## TASK DETAILS
Repeat the records below exactly as they appear.

## STORED ROWS

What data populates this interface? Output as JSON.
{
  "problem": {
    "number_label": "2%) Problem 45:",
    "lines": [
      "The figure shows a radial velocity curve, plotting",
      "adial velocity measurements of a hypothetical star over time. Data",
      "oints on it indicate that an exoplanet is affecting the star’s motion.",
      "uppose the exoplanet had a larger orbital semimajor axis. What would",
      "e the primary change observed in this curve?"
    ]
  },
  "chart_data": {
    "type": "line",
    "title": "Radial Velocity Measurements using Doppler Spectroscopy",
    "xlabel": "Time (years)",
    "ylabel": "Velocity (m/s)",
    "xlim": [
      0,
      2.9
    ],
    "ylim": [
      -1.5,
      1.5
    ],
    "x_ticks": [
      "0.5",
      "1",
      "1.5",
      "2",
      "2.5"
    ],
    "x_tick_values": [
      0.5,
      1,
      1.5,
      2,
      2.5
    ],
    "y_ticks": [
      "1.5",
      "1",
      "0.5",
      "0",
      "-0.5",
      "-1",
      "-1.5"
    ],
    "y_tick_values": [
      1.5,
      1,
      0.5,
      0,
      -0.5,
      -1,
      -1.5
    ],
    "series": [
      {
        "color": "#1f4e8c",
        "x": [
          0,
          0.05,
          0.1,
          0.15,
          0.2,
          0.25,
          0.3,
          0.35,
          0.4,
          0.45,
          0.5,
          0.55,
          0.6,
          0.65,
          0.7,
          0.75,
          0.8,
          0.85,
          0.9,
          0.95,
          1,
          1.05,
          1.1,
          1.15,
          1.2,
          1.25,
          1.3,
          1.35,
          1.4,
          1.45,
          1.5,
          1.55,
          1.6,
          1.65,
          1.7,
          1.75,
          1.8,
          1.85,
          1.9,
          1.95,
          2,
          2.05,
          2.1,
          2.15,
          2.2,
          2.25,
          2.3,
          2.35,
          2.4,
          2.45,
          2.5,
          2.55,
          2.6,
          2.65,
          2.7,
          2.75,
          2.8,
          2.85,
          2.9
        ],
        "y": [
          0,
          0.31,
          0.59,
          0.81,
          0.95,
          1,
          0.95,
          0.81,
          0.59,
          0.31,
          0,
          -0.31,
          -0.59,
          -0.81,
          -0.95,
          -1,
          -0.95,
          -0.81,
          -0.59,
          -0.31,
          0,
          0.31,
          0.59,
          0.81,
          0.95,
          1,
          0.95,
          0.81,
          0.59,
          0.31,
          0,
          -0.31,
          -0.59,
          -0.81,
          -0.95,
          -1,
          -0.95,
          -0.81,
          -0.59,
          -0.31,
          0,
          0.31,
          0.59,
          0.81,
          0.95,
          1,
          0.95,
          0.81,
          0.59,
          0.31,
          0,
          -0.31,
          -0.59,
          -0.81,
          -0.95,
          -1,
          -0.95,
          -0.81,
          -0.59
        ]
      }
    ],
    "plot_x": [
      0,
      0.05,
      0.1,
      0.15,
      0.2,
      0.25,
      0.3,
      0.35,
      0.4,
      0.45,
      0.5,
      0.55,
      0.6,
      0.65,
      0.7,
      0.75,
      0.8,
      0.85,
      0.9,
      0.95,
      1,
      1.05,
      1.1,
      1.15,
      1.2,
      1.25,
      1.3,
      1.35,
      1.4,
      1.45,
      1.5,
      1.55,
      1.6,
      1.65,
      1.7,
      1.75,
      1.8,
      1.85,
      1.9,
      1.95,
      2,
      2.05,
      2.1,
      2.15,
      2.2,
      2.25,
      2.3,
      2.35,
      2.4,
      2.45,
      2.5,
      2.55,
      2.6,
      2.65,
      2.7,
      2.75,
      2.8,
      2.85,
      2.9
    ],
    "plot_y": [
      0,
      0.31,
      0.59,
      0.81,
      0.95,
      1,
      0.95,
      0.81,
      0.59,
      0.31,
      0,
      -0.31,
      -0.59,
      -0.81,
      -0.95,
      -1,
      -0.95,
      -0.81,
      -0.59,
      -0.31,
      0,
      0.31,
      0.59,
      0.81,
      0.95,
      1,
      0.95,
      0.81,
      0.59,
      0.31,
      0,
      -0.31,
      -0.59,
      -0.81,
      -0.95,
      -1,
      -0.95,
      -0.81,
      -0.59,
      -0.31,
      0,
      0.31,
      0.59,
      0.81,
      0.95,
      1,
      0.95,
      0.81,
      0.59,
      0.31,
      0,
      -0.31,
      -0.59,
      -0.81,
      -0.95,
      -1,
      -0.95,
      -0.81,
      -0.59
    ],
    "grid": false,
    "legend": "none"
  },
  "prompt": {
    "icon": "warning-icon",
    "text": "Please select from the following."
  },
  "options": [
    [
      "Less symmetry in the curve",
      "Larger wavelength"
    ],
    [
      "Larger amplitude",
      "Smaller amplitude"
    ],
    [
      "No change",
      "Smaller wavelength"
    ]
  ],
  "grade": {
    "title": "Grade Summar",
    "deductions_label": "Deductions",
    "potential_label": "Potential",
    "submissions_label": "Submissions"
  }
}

## RESPONSE TO THIS EXERCISE
What data populates this interface? Output as JSON.
{
  "problem": {
    "number_label": "2%) Problem 45:",
    "lines": [
      "The figure shows a radial velocity curve, plotting",
      "adial velocity measurements of a hypothetical star over time. Data",
      "oints on it indicate that an exoplanet is affecting the star’s motion.",
      "uppose the exoplanet had a larger orbital semimajor axis. What would",
      "e the primary change observed in this curve?"
    ]
  },
  "chart_data": {
    "type": "line",
    "title": "Radial Velocity Measurements using Doppler Spectroscopy",
    "xlabel": "Time (years)",
    "ylabel": "Velocity (m/s)",
    "xlim": [
      0,
      2.9
    ],
    "ylim": [
      -1.5,
      1.5
    ],
    "x_ticks": [
      "0.5",
      "1",
      "1.5",
      "2",
      "2.5"
    ],
    "x_tick_values": [
      0.5,
      1,
      1.5,
      2,
      2.5
    ],
    "y_ticks": [
      "1.5",
      "1",
      "0.5",
      "0",
      "-0.5",
      "-1",
      "-1.5"
    ],
    "y_tick_values": [
      1.5,
      1,
      0.5,
      0,
      -0.5,
      -1,
      -1.5
    ],
    "series": [
      {
        "color": "#1f4e8c",
        "x": [
          0,
          0.05,
          0.1,
          0.15,
          0.2,
          0.25,
          0.3,
          0.35,
          0.4,
          0.45,
          0.5,
          0.55,
          0.6,
          0.65,
          0.7,
          0.75,
          0.8,
          0.85,
          0.9,
          0.95,
          1,
          1.05,
          1.1,
          1.15,
          1.2,
          1.25,
          1.3,
          1.35,
          1.4,
          1.45,
          1.5,
          1.55,
          1.6,
          1.65,
          1.7,
          1.75,
          1.8,
          1.85,
          1.9,
          1.95,
          2,
          2.05,
          2.1,
          2.15,
          2.2,
          2.25,
          2.3,
          2.35,
          2.4,
          2.45,
          2.5,
          2.55,
          2.6,
          2.65,
          2.7,
          2.75,
          2.8,
          2.85,
          2.9
        ],
        "y": [
          0,
          0.31,
          0.59,
          0.81,
          0.95,
          1,
          0.95,
          0.81,
          0.59,
          0.31,
          0,
          -0.31,
          -0.59,
          -0.81,
          -0.95,
          -1,
          -0.95,
          -0.81,
          -0.59,
          -0.31,
          0,
          0.31,
          0.59,
          0.81,
          0.95,
          1,
          0.95,
          0.81,
          0.59,
          0.31,
          0,
          -0.31,
          -0.59,
          -0.81,
          -0.95,
          -1,
          -0.95,
          -0.81,
          -0.59,
          -0.31,
          0,
          0.31,
          0.59,
          0.81,
          0.95,
          1,
          0.95,
          0.81,
          0.59,
          0.31,
          0,
          -0.31,
          -0.59,
          -0.81,
          -0.95,
          -1,
          -0.95,
          -0.81,
          -0.59
        ]
      }
    ],
    "plot_x": [
      0,
      0.05,
      0.1,
      0.15,
      0.2,
      0.25,
      0.3,
      0.35,
      0.4,
      0.45,
      0.5,
      0.55,
      0.6,
      0.65,
      0.7,
      0.75,
      0.8,
      0.85,
      0.9,
      0.95,
      1,
      1.05,
      1.1,
      1.15,
      1.2,
      1.25,
      1.3,
      1.35,
      1.4,
      1.45,
      1.5,
      1.55,
      1.6,
      1.65,
      1.7,
      1.75,
      1.8,
      1.85,
      1.9,
      1.95,
      2,
      2.05,
      2.1,
      2.15,
      2.2,
      2.25,
      2.3,
      2.35,
      2.4,
      2.45,
      2.5,
      2.55,
      2.6,
      2.65,
      2.7,
      2.75,
      2.8,
      2.85,
      2.9
    ],
    "plot_y": [
      0,
      0.31,
      0.59,
      0.81,
      0.95,
      1,
      0.95,
      0.81,
      0.59,
      0.31,
      0,
      -0.31,
      -0.59,
      -0.81,
      -0.95,
      -1,
      -0.95,
      -0.81,
      -0.59,
      -0.31,
      0,
      0.31,
      0.59,
      0.81,
      0.95,
      1,
      0.95,
      0.81,
      0.59,
      0.31,
      0,
      -0.31,
      -0.59,
      -0.81,
      -0.95,
      -1,
      -0.95,
      -0.81,
      -0.59,
      -0.31,
      0,
      0.31,
      0.59,
      0.81,
      0.95,
      1,
      0.95,
      0.81,
      0.59,
      0.31,
      0,
      -0.31,
      -0.59,
      -0.81,
      -0.95,
      -1,
      -0.95,
      -0.81,
      -0.59
    ],
    "grid": false,
    "legend": "none"
  },
  "prompt": {
    "icon": "warning-icon",
    "text": "Please select from the following."
  },
  "options": [
    [
      "Less symmetry in the curve",
      "Larger wavelength"
    ],
    [
      "Larger amplitude",
      "Smaller amplitude"
    ],
    [
      "No change",
      "Smaller wavelength"
    ]
  ],
  "grade": {
    "title": "Grade Summar",
    "deductions_label": "Deductions",
    "potential_label": "Potential",
    "submissions_label": "Submissions"
  }
}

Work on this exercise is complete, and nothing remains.